## start ENTRIES SHOWN

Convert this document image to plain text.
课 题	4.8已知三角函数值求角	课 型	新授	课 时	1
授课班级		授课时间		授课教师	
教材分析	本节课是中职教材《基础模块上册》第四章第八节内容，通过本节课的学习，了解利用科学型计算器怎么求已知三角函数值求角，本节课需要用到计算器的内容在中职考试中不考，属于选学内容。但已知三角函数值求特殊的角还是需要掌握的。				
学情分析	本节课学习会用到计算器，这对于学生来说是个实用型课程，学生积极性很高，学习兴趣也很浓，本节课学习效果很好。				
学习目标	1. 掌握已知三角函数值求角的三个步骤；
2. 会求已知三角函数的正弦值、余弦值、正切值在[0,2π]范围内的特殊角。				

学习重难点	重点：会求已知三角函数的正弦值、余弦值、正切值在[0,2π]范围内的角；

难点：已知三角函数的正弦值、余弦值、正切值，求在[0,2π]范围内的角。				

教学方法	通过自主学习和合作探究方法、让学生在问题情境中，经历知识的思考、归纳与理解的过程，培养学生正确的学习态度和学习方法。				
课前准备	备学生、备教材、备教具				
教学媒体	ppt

## end ENTRIES SHOWN

▶ **WRITTEN PROBLEM**:
Report how many lines include the word "正切值在". Give nothing but the number.

▶ **CORRECT OUTPUT**:
2